-- Start --
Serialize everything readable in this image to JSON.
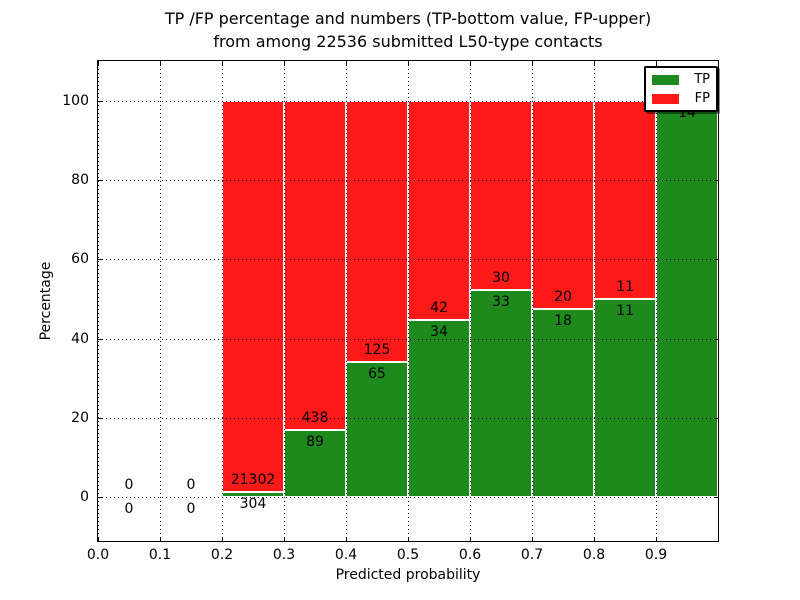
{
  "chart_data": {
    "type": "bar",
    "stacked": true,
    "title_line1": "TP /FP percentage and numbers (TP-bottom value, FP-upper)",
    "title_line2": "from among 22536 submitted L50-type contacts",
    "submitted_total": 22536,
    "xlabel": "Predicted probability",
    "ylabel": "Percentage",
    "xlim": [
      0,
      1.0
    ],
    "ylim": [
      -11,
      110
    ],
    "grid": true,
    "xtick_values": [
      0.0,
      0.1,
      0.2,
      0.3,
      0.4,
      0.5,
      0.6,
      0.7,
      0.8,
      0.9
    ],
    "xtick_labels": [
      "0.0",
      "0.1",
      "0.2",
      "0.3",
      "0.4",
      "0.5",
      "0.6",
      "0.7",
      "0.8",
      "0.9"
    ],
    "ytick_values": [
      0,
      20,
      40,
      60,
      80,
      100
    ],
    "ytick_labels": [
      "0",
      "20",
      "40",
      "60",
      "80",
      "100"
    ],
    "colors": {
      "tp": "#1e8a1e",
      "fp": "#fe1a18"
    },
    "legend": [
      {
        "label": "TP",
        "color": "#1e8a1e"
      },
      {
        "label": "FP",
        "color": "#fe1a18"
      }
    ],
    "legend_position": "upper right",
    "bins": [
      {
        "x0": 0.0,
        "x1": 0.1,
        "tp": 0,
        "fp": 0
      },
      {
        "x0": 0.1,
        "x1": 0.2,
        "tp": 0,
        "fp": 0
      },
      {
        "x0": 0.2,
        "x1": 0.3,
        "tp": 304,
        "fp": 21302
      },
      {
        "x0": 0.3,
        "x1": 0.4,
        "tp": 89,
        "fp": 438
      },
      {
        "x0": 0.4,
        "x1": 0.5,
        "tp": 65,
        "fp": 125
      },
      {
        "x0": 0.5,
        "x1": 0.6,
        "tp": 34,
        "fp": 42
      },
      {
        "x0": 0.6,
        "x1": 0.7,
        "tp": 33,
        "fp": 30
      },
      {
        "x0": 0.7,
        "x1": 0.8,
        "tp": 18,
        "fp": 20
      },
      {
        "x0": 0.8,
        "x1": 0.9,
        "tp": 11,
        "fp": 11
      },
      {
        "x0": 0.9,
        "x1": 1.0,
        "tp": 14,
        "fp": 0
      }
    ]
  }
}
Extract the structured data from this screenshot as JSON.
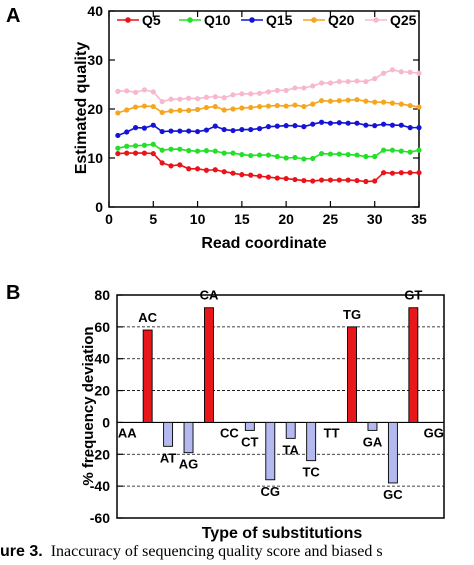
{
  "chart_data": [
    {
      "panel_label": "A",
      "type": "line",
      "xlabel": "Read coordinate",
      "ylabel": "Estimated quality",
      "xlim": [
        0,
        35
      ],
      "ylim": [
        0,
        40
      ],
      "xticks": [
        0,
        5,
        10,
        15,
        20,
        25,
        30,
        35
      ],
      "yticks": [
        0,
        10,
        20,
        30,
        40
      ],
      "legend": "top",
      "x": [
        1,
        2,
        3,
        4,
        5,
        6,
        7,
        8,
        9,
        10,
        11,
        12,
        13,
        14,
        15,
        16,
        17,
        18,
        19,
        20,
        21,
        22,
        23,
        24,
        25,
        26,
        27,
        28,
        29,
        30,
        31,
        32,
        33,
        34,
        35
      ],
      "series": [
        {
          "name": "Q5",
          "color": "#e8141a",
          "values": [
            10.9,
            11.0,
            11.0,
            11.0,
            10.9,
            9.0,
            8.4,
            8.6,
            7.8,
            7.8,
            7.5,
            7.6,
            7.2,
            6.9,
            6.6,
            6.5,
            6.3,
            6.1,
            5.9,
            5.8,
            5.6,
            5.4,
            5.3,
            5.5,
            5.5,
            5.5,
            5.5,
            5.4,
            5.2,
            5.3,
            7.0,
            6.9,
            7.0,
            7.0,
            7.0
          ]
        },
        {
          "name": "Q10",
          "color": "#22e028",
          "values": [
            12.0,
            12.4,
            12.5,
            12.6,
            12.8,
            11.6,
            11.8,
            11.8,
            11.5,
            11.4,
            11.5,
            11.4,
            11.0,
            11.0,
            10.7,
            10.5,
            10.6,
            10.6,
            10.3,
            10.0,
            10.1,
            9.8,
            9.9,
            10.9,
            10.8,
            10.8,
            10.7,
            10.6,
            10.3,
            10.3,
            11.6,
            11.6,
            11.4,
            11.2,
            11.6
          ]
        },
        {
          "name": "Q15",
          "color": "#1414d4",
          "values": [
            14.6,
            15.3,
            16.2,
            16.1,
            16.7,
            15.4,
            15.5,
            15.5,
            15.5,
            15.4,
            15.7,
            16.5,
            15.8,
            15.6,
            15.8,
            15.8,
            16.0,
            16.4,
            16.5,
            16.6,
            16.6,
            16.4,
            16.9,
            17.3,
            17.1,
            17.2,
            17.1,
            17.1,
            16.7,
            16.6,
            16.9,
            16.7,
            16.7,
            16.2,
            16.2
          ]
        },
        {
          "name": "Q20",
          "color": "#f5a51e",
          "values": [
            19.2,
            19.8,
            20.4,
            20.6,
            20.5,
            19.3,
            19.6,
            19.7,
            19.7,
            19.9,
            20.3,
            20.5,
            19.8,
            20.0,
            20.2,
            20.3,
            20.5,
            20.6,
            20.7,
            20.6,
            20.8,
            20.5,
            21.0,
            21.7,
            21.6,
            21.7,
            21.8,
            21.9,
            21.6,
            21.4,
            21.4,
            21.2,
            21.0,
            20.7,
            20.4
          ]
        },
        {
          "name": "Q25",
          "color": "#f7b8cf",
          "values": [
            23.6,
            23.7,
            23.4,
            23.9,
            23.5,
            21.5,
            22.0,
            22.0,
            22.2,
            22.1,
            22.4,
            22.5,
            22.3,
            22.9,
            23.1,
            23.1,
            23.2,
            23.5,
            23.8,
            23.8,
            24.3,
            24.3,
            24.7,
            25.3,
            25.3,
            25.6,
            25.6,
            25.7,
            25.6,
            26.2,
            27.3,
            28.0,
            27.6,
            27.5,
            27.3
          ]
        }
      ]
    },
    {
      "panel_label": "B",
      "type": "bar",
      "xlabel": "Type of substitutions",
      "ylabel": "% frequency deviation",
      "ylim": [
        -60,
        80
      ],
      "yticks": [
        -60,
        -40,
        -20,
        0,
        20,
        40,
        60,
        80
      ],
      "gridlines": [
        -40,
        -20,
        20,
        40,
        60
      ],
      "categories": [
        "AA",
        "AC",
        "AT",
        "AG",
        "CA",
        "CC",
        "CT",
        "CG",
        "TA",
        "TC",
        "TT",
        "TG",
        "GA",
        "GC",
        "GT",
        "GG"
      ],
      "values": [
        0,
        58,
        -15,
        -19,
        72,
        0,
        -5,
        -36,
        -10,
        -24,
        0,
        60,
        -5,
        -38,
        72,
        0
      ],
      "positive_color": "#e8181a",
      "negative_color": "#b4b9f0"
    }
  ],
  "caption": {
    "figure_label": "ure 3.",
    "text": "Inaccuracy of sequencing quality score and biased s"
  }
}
-- End --
Task to complete:
Copy the material above exactly and drop the pictures.

Answer to this exercise:
Serialize everything readable in this image to JSON.
{
  "chart_data": {
    "type": "bar",
    "stacked": true,
    "title_line1": "TP /FP percentage and numbers (TP-bottom value, FP-upper)",
    "title_line2": "from among 22536 submitted L50-type contacts",
    "submitted_total": 22536,
    "xlabel": "Predicted probability",
    "ylabel": "Percentage",
    "xlim": [
      0,
      1.0
    ],
    "ylim": [
      -11,
      110
    ],
    "grid": true,
    "xtick_values": [
      0.0,
      0.1,
      0.2,
      0.3,
      0.4,
      0.5,
      0.6,
      0.7,
      0.8,
      0.9
    ],
    "xtick_labels": [
      "0.0",
      "0.1",
      "0.2",
      "0.3",
      "0.4",
      "0.5",
      "0.6",
      "0.7",
      "0.8",
      "0.9"
    ],
    "ytick_values": [
      0,
      20,
      40,
      60,
      80,
      100
    ],
    "ytick_labels": [
      "0",
      "20",
      "40",
      "60",
      "80",
      "100"
    ],
    "colors": {
      "tp": "#1e8a1e",
      "fp": "#fe1a18"
    },
    "legend": [
      {
        "label": "TP",
        "color": "#1e8a1e"
      },
      {
        "label": "FP",
        "color": "#fe1a18"
      }
    ],
    "legend_position": "upper right",
    "bins": [
      {
        "x0": 0.0,
        "x1": 0.1,
        "tp": 0,
        "fp": 0
      },
      {
        "x0": 0.1,
        "x1": 0.2,
        "tp": 0,
        "fp": 0
      },
      {
        "x0": 0.2,
        "x1": 0.3,
        "tp": 304,
        "fp": 21302
      },
      {
        "x0": 0.3,
        "x1": 0.4,
        "tp": 89,
        "fp": 438
      },
      {
        "x0": 0.4,
        "x1": 0.5,
        "tp": 65,
        "fp": 125
      },
      {
        "x0": 0.5,
        "x1": 0.6,
        "tp": 34,
        "fp": 42
      },
      {
        "x0": 0.6,
        "x1": 0.7,
        "tp": 33,
        "fp": 30
      },
      {
        "x0": 0.7,
        "x1": 0.8,
        "tp": 18,
        "fp": 20
      },
      {
        "x0": 0.8,
        "x1": 0.9,
        "tp": 11,
        "fp": 11
      },
      {
        "x0": 0.9,
        "x1": 1.0,
        "tp": 14,
        "fp": 0
      }
    ]
  }
}
Extract the structured data from this screenshot as JSON.
{
  "chart_data": [
    {
      "panel_label": "A",
      "type": "line",
      "xlabel": "Read coordinate",
      "ylabel": "Estimated quality",
      "xlim": [
        0,
        35
      ],
      "ylim": [
        0,
        40
      ],
      "xticks": [
        0,
        5,
        10,
        15,
        20,
        25,
        30,
        35
      ],
      "yticks": [
        0,
        10,
        20,
        30,
        40
      ],
      "legend": "top",
      "x": [
        1,
        2,
        3,
        4,
        5,
        6,
        7,
        8,
        9,
        10,
        11,
        12,
        13,
        14,
        15,
        16,
        17,
        18,
        19,
        20,
        21,
        22,
        23,
        24,
        25,
        26,
        27,
        28,
        29,
        30,
        31,
        32,
        33,
        34,
        35
      ],
      "series": [
        {
          "name": "Q5",
          "color": "#e8141a",
          "values": [
            10.9,
            11.0,
            11.0,
            11.0,
            10.9,
            9.0,
            8.4,
            8.6,
            7.8,
            7.8,
            7.5,
            7.6,
            7.2,
            6.9,
            6.6,
            6.5,
            6.3,
            6.1,
            5.9,
            5.8,
            5.6,
            5.4,
            5.3,
            5.5,
            5.5,
            5.5,
            5.5,
            5.4,
            5.2,
            5.3,
            7.0,
            6.9,
            7.0,
            7.0,
            7.0
          ]
        },
        {
          "name": "Q10",
          "color": "#22e028",
          "values": [
            12.0,
            12.4,
            12.5,
            12.6,
            12.8,
            11.6,
            11.8,
            11.8,
            11.5,
            11.4,
            11.5,
            11.4,
            11.0,
            11.0,
            10.7,
            10.5,
            10.6,
            10.6,
            10.3,
            10.0,
            10.1,
            9.8,
            9.9,
            10.9,
            10.8,
            10.8,
            10.7,
            10.6,
            10.3,
            10.3,
            11.6,
            11.6,
            11.4,
            11.2,
            11.6
          ]
        },
        {
          "name": "Q15",
          "color": "#1414d4",
          "values": [
            14.6,
            15.3,
            16.2,
            16.1,
            16.7,
            15.4,
            15.5,
            15.5,
            15.5,
            15.4,
            15.7,
            16.5,
            15.8,
            15.6,
            15.8,
            15.8,
            16.0,
            16.4,
            16.5,
            16.6,
            16.6,
            16.4,
            16.9,
            17.3,
            17.1,
            17.2,
            17.1,
            17.1,
            16.7,
            16.6,
            16.9,
            16.7,
            16.7,
            16.2,
            16.2
          ]
        },
        {
          "name": "Q20",
          "color": "#f5a51e",
          "values": [
            19.2,
            19.8,
            20.4,
            20.6,
            20.5,
            19.3,
            19.6,
            19.7,
            19.7,
            19.9,
            20.3,
            20.5,
            19.8,
            20.0,
            20.2,
            20.3,
            20.5,
            20.6,
            20.7,
            20.6,
            20.8,
            20.5,
            21.0,
            21.7,
            21.6,
            21.7,
            21.8,
            21.9,
            21.6,
            21.4,
            21.4,
            21.2,
            21.0,
            20.7,
            20.4
          ]
        },
        {
          "name": "Q25",
          "color": "#f7b8cf",
          "values": [
            23.6,
            23.7,
            23.4,
            23.9,
            23.5,
            21.5,
            22.0,
            22.0,
            22.2,
            22.1,
            22.4,
            22.5,
            22.3,
            22.9,
            23.1,
            23.1,
            23.2,
            23.5,
            23.8,
            23.8,
            24.3,
            24.3,
            24.7,
            25.3,
            25.3,
            25.6,
            25.6,
            25.7,
            25.6,
            26.2,
            27.3,
            28.0,
            27.6,
            27.5,
            27.3
          ]
        }
      ]
    },
    {
      "panel_label": "B",
      "type": "bar",
      "xlabel": "Type of substitutions",
      "ylabel": "% frequency deviation",
      "ylim": [
        -60,
        80
      ],
      "yticks": [
        -60,
        -40,
        -20,
        0,
        20,
        40,
        60,
        80
      ],
      "gridlines": [
        -40,
        -20,
        20,
        40,
        60
      ],
      "categories": [
        "AA",
        "AC",
        "AT",
        "AG",
        "CA",
        "CC",
        "CT",
        "CG",
        "TA",
        "TC",
        "TT",
        "TG",
        "GA",
        "GC",
        "GT",
        "GG"
      ],
      "values": [
        0,
        58,
        -15,
        -19,
        72,
        0,
        -5,
        -36,
        -10,
        -24,
        0,
        60,
        -5,
        -38,
        72,
        0
      ],
      "positive_color": "#e8181a",
      "negative_color": "#b4b9f0"
    }
  ],
  "caption": {
    "figure_label": "ure 3.",
    "text": "Inaccuracy of sequencing quality score and biased s"
  }
}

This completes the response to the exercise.